• [What to produce]: Go through the material below and copy all lines with "Matched".

• [Records for this task]:
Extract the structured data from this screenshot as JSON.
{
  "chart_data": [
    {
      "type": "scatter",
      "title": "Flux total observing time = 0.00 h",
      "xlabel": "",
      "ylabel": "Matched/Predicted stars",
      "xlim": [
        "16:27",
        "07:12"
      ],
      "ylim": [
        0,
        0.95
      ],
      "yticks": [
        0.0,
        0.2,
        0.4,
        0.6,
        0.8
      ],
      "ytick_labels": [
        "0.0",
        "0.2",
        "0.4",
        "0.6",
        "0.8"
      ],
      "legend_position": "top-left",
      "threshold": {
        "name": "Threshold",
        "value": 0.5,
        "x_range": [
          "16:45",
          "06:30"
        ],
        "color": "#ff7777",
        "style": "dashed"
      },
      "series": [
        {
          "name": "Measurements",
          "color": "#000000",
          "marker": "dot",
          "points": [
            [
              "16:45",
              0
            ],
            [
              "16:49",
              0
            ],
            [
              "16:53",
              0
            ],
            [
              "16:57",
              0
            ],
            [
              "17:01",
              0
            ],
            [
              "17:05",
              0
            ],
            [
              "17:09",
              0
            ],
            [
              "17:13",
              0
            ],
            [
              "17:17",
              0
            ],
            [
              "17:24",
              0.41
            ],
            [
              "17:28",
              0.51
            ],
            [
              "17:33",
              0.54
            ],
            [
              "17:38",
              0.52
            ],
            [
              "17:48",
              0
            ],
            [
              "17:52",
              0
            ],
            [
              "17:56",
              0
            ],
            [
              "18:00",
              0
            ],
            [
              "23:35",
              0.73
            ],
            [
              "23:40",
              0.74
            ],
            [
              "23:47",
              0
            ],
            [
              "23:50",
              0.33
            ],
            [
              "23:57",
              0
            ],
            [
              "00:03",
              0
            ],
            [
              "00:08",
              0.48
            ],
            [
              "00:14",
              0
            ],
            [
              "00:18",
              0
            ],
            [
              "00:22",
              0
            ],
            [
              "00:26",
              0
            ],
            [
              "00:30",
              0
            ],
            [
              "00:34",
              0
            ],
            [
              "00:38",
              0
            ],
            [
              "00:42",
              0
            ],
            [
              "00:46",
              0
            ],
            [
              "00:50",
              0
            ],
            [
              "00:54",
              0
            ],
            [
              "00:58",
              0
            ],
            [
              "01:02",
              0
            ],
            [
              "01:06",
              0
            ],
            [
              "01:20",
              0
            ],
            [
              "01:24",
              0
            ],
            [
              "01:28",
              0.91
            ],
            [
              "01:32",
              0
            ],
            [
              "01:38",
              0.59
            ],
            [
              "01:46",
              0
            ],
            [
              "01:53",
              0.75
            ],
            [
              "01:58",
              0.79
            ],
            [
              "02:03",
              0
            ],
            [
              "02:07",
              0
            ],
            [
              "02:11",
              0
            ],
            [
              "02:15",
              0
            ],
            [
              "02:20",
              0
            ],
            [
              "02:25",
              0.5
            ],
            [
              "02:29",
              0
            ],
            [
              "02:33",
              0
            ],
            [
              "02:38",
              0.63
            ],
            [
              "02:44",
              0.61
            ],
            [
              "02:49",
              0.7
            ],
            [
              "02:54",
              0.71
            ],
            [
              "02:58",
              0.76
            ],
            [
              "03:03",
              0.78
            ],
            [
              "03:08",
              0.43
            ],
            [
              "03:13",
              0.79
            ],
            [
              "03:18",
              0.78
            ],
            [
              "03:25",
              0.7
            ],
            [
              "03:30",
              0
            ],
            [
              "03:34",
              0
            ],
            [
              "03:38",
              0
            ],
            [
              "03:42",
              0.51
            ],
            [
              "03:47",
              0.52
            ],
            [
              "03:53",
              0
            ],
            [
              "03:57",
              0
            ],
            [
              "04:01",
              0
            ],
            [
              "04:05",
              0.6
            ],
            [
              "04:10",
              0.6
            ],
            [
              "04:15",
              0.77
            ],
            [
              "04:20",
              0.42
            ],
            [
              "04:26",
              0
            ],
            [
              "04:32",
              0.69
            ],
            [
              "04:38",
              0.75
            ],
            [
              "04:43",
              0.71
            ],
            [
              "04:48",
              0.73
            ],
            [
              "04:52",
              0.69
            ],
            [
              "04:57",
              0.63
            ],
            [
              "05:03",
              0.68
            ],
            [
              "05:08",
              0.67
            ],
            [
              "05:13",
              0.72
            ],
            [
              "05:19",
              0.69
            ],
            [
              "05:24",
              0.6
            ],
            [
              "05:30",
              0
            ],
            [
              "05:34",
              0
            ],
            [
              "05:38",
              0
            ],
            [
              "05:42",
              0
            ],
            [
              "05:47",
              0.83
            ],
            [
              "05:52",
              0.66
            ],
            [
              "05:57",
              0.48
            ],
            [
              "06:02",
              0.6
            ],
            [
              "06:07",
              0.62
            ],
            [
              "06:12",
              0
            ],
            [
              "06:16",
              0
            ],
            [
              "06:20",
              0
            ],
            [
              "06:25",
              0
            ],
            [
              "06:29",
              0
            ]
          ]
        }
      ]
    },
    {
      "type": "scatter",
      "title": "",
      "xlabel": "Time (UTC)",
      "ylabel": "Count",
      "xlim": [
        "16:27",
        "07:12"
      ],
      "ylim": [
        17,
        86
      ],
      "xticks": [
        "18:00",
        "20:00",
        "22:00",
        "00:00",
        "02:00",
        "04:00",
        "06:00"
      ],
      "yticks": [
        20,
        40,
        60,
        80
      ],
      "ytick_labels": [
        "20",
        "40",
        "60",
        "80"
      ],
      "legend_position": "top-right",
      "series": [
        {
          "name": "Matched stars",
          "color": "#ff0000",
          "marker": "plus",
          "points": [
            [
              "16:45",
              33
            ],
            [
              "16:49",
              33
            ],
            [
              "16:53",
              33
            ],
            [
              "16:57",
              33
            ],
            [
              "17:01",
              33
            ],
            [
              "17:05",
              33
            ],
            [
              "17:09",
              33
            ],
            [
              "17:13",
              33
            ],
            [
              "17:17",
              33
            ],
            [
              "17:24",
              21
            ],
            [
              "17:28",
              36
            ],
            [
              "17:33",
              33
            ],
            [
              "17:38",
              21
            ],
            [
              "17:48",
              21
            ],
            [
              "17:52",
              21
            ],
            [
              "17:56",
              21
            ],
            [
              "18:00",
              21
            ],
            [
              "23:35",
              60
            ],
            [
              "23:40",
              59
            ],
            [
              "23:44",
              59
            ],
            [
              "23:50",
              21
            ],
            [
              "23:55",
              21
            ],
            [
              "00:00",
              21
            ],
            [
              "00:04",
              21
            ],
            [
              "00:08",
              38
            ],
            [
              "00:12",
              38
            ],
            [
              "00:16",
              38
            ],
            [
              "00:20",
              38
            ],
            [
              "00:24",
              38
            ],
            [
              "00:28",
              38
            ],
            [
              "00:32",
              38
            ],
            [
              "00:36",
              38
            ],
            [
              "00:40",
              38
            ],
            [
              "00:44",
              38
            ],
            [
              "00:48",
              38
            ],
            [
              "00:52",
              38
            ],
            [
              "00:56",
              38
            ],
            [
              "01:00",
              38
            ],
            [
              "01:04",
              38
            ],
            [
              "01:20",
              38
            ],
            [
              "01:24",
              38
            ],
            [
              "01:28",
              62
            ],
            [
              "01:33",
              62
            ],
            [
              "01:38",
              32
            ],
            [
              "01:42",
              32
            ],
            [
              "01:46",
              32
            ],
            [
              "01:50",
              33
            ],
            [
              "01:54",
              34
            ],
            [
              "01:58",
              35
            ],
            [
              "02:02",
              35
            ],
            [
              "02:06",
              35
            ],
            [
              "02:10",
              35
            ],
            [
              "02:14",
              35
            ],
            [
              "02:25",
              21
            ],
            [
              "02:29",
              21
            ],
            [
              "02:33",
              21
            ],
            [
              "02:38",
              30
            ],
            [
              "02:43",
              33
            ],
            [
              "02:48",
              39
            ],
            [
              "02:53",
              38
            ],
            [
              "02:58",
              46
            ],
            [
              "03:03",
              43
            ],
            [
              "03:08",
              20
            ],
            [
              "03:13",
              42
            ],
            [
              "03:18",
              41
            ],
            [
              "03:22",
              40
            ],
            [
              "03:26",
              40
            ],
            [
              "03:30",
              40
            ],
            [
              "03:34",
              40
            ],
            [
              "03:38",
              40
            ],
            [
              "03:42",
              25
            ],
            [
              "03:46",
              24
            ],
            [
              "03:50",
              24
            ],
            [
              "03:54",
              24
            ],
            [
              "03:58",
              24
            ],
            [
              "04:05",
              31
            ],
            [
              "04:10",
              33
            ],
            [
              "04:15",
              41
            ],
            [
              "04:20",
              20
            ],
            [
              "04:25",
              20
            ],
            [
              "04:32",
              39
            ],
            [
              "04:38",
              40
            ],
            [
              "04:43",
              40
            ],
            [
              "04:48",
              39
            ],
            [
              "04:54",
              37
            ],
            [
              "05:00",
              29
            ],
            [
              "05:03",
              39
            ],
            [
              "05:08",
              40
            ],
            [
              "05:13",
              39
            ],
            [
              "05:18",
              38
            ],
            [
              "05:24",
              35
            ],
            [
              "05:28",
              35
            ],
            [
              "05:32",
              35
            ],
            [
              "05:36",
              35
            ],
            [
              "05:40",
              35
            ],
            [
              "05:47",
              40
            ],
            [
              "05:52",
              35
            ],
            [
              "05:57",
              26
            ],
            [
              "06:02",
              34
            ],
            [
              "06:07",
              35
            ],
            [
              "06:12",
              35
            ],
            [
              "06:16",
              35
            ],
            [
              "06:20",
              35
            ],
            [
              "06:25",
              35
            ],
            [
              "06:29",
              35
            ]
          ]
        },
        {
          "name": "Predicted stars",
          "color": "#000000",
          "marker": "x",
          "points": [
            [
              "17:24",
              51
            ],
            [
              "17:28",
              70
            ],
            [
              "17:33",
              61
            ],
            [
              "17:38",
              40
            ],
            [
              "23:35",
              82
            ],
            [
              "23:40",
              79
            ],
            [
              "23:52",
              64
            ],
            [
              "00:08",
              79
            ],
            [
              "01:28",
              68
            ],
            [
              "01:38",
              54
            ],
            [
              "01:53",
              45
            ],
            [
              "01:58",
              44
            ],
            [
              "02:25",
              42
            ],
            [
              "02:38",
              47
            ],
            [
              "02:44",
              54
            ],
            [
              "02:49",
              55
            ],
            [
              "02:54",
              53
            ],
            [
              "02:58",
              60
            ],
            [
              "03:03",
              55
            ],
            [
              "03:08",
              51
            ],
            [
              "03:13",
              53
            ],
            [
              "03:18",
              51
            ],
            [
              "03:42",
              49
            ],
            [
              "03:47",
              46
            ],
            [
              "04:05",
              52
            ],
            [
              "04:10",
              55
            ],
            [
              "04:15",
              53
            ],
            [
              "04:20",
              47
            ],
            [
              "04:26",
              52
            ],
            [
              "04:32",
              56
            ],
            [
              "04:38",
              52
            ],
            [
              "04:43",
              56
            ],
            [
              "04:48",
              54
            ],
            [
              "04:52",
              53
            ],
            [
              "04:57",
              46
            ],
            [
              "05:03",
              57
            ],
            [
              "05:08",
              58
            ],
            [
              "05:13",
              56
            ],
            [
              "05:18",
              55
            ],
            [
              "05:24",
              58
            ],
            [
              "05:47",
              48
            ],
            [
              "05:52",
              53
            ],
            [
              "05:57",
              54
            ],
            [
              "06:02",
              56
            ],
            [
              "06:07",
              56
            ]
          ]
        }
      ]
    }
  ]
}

• [Result below]:
      "ylabel": "Matched/Predicted stars",
          "name": "Matched stars",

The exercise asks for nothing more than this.